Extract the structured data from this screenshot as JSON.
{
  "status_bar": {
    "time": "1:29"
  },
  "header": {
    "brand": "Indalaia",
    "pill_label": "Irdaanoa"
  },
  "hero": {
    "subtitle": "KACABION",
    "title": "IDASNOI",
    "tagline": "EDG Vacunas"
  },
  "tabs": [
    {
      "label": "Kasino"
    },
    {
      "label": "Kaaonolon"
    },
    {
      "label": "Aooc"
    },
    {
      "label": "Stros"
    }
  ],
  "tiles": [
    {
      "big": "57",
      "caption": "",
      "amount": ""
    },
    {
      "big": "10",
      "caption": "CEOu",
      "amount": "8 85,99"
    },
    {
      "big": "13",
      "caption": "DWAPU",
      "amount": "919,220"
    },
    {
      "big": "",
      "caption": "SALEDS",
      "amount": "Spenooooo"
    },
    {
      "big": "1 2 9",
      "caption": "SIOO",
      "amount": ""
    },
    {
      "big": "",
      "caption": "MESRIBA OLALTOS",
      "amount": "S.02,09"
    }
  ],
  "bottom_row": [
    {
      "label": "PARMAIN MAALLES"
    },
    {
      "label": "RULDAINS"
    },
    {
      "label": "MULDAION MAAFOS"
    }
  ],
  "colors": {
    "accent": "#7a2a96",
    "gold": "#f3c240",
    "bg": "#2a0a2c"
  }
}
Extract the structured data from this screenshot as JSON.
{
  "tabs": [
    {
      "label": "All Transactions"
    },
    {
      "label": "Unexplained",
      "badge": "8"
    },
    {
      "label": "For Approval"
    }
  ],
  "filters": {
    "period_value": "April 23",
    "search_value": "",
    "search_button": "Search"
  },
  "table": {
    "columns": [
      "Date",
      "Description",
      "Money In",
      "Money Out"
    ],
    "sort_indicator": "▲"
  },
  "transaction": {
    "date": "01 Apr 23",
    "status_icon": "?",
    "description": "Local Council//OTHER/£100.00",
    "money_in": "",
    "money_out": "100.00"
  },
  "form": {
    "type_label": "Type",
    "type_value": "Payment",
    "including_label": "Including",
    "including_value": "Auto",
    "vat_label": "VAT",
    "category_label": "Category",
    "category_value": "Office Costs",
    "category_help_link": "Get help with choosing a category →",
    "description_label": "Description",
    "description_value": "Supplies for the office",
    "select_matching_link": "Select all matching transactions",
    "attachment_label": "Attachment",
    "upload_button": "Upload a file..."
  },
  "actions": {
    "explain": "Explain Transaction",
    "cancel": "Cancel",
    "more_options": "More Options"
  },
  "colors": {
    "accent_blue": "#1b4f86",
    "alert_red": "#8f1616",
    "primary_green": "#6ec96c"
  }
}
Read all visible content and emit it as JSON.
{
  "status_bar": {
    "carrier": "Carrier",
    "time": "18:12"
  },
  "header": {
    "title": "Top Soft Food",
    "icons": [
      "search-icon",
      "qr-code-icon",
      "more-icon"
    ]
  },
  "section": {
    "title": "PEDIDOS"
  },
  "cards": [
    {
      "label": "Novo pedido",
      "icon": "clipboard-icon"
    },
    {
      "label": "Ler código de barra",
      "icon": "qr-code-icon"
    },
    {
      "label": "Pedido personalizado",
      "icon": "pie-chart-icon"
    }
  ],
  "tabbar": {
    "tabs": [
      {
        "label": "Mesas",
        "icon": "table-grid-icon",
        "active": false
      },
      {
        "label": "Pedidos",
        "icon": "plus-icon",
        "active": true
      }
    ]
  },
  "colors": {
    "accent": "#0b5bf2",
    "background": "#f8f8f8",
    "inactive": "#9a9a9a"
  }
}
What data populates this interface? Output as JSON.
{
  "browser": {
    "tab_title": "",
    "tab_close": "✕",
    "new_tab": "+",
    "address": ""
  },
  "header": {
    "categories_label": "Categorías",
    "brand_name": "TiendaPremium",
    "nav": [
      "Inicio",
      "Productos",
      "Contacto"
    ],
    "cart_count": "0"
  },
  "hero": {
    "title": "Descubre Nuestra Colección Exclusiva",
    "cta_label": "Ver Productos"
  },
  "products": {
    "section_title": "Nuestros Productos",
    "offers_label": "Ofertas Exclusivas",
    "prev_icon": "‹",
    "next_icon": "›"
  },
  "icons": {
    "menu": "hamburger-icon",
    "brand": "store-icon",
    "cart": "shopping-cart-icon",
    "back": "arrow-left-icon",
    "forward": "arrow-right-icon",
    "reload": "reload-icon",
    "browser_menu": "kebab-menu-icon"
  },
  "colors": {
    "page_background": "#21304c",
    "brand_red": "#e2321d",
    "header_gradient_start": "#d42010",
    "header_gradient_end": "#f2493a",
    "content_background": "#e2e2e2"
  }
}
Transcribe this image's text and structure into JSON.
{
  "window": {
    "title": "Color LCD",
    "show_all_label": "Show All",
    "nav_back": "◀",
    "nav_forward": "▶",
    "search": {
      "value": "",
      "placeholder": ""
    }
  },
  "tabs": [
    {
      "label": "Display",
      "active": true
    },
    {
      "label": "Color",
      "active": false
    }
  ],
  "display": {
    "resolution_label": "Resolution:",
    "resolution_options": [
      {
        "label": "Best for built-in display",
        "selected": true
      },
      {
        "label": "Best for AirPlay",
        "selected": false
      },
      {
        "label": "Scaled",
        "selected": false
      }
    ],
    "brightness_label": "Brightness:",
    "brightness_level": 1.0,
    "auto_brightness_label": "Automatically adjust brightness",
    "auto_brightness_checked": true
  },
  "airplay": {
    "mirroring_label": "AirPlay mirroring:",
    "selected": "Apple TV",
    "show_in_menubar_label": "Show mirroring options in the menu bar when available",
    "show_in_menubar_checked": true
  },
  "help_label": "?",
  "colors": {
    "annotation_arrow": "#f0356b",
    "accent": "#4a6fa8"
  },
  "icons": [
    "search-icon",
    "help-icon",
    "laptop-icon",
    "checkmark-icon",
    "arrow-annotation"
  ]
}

□ □ □ □

#### EXERCISE DESCRIPTION
Print all the data exactly.

#### FINAL RESULT
Extract the structured data from this screenshot as JSON.
{
  "status_bar": {
    "time": "1:29"
  },
  "header": {
    "brand": "Indalaia",
    "pill_label": "Irdaanoa"
  },
  "hero": {
    "subtitle": "KACABION",
    "title": "IDASNOI",
    "tagline": "EDG Vacunas"
  },
  "tabs": [
    {
      "label": "Kasino"
    },
    {
      "label": "Kaaonolon"
    },
    {
      "label": "Aooc"
    },
    {
      "label": "Stros"
    }
  ],
  "tiles": [
    {
      "big": "57",
      "caption": "",
      "amount": ""
    },
    {
      "big": "10",
      "caption": "CEOu",
      "amount": "8 85,99"
    },
    {
      "big": "13",
      "caption": "DWAPU",
      "amount": "919,220"
    },
    {
      "big": "",
      "caption": "SALEDS",
      "amount": "Spenooooo"
    },
    {
      "big": "1 2 9",
      "caption": "SIOO",
      "amount": ""
    },
    {
      "big": "",
      "caption": "MESRIBA OLALTOS",
      "amount": "S.02,09"
    }
  ],
  "bottom_row": [
    {
      "label": "PARMAIN MAALLES"
    },
    {
      "label": "RULDAINS"
    },
    {
      "label": "MULDAION MAAFOS"
    }
  ],
  "colors": {
    "accent": "#7a2a96",
    "gold": "#f3c240",
    "bg": "#2a0a2c"
  }
}
Extract the structured data from this screenshot as JSON.
{
  "tabs": [
    {
      "label": "All Transactions"
    },
    {
      "label": "Unexplained",
      "badge": "8"
    },
    {
      "label": "For Approval"
    }
  ],
  "filters": {
    "period_value": "April 23",
    "search_value": "",
    "search_button": "Search"
  },
  "table": {
    "columns": [
      "Date",
      "Description",
      "Money In",
      "Money Out"
    ],
    "sort_indicator": "▲"
  },
  "transaction": {
    "date": "01 Apr 23",
    "status_icon": "?",
    "description": "Local Council//OTHER/£100.00",
    "money_in": "",
    "money_out": "100.00"
  },
  "form": {
    "type_label": "Type",
    "type_value": "Payment",
    "including_label": "Including",
    "including_value": "Auto",
    "vat_label": "VAT",
    "category_label": "Category",
    "category_value": "Office Costs",
    "category_help_link": "Get help with choosing a category →",
    "description_label": "Description",
    "description_value": "Supplies for the office",
    "select_matching_link": "Select all matching transactions",
    "attachment_label": "Attachment",
    "upload_button": "Upload a file..."
  },
  "actions": {
    "explain": "Explain Transaction",
    "cancel": "Cancel",
    "more_options": "More Options"
  },
  "colors": {
    "accent_blue": "#1b4f86",
    "alert_red": "#8f1616",
    "primary_green": "#6ec96c"
  }
}
Read all visible content and emit it as JSON.
{
  "status_bar": {
    "carrier": "Carrier",
    "time": "18:12"
  },
  "header": {
    "title": "Top Soft Food",
    "icons": [
      "search-icon",
      "qr-code-icon",
      "more-icon"
    ]
  },
  "section": {
    "title": "PEDIDOS"
  },
  "cards": [
    {
      "label": "Novo pedido",
      "icon": "clipboard-icon"
    },
    {
      "label": "Ler código de barra",
      "icon": "qr-code-icon"
    },
    {
      "label": "Pedido personalizado",
      "icon": "pie-chart-icon"
    }
  ],
  "tabbar": {
    "tabs": [
      {
        "label": "Mesas",
        "icon": "table-grid-icon",
        "active": false
      },
      {
        "label": "Pedidos",
        "icon": "plus-icon",
        "active": true
      }
    ]
  },
  "colors": {
    "accent": "#0b5bf2",
    "background": "#f8f8f8",
    "inactive": "#9a9a9a"
  }
}
What data populates this interface? Output as JSON.
{
  "browser": {
    "tab_title": "",
    "tab_close": "✕",
    "new_tab": "+",
    "address": ""
  },
  "header": {
    "categories_label": "Categorías",
    "brand_name": "TiendaPremium",
    "nav": [
      "Inicio",
      "Productos",
      "Contacto"
    ],
    "cart_count": "0"
  },
  "hero": {
    "title": "Descubre Nuestra Colección Exclusiva",
    "cta_label": "Ver Productos"
  },
  "products": {
    "section_title": "Nuestros Productos",
    "offers_label": "Ofertas Exclusivas",
    "prev_icon": "‹",
    "next_icon": "›"
  },
  "icons": {
    "menu": "hamburger-icon",
    "brand": "store-icon",
    "cart": "shopping-cart-icon",
    "back": "arrow-left-icon",
    "forward": "arrow-right-icon",
    "reload": "reload-icon",
    "browser_menu": "kebab-menu-icon"
  },
  "colors": {
    "page_background": "#21304c",
    "brand_red": "#e2321d",
    "header_gradient_start": "#d42010",
    "header_gradient_end": "#f2493a",
    "content_background": "#e2e2e2"
  }
}
Transcribe this image's text and structure into JSON.
{
  "window": {
    "title": "Color LCD",
    "show_all_label": "Show All",
    "nav_back": "◀",
    "nav_forward": "▶",
    "search": {
      "value": "",
      "placeholder": ""
    }
  },
  "tabs": [
    {
      "label": "Display",
      "active": true
    },
    {
      "label": "Color",
      "active": false
    }
  ],
  "display": {
    "resolution_label": "Resolution:",
    "resolution_options": [
      {
        "label": "Best for built-in display",
        "selected": true
      },
      {
        "label": "Best for AirPlay",
        "selected": false
      },
      {
        "label": "Scaled",
        "selected": false
      }
    ],
    "brightness_label": "Brightness:",
    "brightness_level": 1.0,
    "auto_brightness_label": "Automatically adjust brightness",
    "auto_brightness_checked": true
  },
  "airplay": {
    "mirroring_label": "AirPlay mirroring:",
    "selected": "Apple TV",
    "show_in_menubar_label": "Show mirroring options in the menu bar when available",
    "show_in_menubar_checked": true
  },
  "help_label": "?",
  "colors": {
    "annotation_arrow": "#f0356b",
    "accent": "#4a6fa8"
  },
  "icons": [
    "search-icon",
    "help-icon",
    "laptop-icon",
    "checkmark-icon",
    "arrow-annotation"
  ]
}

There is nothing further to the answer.